AIM:
Count every line where "János" occurs. Give the total alone.

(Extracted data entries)
** BEGIN **

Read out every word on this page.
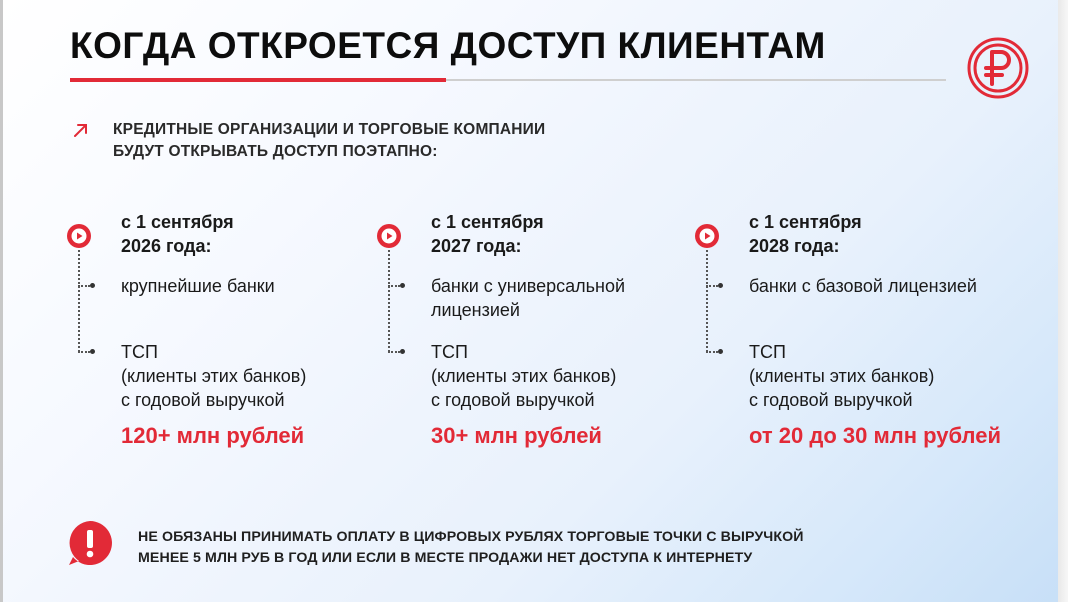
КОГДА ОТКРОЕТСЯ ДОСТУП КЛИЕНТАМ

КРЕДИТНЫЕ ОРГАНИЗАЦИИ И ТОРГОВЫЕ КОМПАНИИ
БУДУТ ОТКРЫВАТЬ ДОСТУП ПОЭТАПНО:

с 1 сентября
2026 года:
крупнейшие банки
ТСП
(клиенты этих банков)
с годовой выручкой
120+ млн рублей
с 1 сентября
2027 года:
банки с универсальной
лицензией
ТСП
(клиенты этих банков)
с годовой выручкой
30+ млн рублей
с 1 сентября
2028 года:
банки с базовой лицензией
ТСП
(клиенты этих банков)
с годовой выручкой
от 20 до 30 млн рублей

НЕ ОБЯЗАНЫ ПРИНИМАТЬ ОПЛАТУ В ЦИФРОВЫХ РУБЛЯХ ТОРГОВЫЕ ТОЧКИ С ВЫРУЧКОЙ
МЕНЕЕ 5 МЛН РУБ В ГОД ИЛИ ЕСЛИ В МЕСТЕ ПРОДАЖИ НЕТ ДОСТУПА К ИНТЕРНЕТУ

** END **
** BEGIN **

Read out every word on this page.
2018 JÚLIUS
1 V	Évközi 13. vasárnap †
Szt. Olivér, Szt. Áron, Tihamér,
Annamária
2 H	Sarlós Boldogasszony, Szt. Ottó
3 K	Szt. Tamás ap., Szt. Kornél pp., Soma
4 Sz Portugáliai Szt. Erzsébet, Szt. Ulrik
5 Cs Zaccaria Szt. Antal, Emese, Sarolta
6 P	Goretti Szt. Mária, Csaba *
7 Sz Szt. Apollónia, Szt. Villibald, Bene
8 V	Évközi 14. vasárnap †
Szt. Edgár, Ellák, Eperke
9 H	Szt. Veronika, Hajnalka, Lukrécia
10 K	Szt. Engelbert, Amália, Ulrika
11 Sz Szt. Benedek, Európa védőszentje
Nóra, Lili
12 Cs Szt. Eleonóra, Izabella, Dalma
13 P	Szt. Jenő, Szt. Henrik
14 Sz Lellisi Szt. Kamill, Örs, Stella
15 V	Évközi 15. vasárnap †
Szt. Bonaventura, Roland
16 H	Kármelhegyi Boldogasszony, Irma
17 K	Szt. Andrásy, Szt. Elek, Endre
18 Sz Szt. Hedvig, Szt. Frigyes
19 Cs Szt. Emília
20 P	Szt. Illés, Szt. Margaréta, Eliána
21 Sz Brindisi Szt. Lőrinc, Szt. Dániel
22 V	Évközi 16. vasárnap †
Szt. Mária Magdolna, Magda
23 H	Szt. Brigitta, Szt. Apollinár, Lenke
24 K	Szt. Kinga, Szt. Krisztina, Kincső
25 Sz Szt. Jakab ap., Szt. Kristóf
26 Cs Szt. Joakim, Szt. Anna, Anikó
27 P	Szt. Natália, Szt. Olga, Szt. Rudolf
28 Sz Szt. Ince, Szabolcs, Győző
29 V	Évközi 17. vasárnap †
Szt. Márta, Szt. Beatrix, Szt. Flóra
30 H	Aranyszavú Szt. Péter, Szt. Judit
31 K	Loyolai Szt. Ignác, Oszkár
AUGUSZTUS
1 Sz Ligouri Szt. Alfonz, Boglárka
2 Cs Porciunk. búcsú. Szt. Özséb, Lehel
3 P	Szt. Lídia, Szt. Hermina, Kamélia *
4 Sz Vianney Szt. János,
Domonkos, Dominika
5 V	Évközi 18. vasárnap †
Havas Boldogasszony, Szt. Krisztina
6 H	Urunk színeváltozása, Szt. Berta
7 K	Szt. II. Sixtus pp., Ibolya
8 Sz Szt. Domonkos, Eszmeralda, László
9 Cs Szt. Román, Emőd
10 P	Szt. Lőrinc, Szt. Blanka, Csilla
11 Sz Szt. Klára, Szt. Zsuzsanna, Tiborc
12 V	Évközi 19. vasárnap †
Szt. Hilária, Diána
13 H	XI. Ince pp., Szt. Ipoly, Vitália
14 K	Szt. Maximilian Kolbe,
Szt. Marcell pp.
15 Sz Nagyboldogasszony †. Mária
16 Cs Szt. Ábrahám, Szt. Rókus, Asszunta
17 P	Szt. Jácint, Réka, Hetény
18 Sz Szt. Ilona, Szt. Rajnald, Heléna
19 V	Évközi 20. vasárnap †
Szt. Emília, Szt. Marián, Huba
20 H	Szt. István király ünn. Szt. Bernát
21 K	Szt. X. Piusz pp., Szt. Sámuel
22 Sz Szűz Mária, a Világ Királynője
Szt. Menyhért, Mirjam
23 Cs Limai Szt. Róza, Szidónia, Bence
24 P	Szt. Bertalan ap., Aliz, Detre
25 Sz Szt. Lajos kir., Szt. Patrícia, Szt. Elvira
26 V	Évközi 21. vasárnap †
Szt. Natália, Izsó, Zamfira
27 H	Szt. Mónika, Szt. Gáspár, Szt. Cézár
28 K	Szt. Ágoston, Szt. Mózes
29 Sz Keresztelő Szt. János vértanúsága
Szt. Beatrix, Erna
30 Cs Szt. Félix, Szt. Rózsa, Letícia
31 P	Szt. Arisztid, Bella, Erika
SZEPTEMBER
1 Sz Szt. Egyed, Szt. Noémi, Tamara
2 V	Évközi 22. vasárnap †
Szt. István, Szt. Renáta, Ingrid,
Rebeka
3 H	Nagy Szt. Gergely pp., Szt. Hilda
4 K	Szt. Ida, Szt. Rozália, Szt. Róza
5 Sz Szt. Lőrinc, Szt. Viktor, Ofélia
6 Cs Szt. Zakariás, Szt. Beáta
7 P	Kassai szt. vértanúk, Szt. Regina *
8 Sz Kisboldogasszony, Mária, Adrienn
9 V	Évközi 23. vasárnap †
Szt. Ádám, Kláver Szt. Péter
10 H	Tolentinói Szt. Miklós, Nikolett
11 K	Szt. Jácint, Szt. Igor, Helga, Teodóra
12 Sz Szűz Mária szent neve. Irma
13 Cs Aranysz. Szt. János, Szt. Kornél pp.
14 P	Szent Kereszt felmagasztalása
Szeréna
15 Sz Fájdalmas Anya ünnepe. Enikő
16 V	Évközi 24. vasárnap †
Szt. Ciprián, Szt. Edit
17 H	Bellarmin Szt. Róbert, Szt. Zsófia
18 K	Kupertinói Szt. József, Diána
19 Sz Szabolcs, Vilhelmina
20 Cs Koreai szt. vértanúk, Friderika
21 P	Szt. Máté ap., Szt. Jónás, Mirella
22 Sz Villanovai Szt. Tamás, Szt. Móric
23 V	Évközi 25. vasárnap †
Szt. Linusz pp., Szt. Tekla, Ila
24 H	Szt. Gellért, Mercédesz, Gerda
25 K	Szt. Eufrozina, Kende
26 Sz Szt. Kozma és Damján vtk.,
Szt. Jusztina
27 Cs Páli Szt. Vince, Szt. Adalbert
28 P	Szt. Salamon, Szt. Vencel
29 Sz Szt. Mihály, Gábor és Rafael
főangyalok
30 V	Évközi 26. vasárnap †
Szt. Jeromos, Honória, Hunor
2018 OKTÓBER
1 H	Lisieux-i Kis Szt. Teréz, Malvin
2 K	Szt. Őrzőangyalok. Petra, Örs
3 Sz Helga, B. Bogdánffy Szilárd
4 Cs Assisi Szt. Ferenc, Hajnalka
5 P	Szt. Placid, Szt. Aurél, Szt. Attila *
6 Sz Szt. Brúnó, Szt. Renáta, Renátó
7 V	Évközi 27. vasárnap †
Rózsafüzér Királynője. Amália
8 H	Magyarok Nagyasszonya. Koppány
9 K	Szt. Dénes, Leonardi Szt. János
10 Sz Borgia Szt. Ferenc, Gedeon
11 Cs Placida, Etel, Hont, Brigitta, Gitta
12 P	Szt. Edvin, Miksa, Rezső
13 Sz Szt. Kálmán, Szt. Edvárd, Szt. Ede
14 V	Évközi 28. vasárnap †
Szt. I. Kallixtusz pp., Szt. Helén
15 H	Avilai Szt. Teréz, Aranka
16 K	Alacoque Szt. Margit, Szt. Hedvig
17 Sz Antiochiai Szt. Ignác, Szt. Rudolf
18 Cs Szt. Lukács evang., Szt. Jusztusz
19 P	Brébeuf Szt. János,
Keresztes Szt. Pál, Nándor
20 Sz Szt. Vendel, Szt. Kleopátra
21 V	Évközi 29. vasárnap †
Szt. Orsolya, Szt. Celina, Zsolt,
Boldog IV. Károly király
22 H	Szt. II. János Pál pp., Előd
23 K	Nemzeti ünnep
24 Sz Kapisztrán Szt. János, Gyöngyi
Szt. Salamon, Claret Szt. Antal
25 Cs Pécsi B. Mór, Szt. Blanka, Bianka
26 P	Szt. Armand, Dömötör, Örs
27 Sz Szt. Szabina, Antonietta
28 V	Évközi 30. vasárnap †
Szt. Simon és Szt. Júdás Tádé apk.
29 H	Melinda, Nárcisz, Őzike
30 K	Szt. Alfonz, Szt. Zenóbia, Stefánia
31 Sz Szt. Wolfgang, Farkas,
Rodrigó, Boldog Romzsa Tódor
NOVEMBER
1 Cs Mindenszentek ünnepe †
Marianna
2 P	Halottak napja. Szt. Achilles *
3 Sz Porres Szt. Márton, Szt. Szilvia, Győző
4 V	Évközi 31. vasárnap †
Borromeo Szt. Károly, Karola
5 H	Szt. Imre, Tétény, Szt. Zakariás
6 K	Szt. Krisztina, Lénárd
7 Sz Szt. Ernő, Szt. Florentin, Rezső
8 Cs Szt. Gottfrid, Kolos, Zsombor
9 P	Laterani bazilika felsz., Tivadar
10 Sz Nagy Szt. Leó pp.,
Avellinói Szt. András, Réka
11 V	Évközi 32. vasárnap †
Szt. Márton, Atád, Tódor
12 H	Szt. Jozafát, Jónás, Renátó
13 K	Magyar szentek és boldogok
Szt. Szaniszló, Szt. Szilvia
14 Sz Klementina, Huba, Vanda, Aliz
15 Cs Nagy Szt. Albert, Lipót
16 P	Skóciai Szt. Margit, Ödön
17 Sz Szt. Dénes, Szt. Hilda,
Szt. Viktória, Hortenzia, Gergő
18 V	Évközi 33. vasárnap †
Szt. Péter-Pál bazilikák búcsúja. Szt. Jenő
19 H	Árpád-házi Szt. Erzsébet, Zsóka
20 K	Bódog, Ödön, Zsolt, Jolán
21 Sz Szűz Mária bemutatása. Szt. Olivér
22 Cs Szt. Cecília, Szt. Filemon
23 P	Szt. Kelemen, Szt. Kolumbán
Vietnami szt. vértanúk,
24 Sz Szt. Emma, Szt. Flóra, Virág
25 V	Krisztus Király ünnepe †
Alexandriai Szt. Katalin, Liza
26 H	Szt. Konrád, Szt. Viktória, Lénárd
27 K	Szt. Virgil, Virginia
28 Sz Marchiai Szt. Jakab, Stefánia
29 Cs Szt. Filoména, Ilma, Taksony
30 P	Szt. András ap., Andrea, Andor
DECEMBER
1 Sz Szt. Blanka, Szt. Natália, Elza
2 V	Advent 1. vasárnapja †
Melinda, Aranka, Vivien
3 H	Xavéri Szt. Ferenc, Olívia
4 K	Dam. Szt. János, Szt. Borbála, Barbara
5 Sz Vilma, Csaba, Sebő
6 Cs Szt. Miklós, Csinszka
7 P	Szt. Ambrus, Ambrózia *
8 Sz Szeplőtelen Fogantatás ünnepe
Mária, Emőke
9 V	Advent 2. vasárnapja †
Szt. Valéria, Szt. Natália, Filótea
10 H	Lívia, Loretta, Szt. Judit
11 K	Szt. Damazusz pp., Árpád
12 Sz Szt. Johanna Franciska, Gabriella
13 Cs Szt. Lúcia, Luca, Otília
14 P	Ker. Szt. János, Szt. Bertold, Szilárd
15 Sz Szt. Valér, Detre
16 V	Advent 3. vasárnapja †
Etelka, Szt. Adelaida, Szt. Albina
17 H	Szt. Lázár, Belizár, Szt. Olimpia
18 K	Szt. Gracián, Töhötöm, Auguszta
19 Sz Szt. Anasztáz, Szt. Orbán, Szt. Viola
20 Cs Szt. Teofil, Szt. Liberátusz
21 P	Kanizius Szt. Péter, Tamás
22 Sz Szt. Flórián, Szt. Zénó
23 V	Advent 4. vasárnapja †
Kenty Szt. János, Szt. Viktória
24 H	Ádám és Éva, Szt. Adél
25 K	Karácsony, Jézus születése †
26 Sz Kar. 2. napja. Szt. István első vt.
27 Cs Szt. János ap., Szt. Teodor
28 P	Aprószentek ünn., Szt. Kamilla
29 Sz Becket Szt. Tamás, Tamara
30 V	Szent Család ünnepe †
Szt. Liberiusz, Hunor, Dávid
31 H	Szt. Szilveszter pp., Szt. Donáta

** END **
** BEGIN **

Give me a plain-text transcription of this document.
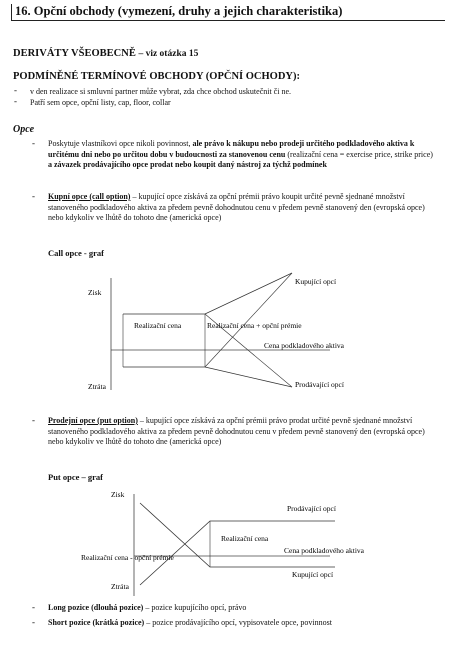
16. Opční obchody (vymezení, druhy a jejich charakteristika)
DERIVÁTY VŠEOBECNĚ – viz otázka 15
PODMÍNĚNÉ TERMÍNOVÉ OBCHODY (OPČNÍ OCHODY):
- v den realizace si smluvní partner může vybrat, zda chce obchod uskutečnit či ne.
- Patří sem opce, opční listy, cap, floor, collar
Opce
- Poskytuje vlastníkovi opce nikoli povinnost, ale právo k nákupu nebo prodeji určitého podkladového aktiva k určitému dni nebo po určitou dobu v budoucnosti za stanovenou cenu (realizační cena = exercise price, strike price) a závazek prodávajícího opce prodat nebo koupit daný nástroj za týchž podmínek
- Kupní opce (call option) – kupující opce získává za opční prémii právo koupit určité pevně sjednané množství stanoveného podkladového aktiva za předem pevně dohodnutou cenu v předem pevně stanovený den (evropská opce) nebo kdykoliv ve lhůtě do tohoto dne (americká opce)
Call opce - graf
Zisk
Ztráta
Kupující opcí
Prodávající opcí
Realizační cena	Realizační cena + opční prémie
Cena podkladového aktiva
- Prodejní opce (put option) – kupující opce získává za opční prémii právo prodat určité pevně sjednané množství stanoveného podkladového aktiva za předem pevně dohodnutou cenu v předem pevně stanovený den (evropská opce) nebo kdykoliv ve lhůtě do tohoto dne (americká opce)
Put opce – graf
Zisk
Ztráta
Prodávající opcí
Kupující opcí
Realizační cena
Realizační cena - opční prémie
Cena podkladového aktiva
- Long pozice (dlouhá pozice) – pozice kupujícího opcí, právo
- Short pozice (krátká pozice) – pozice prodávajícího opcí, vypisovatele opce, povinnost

** END **

THE SOLUTION:
11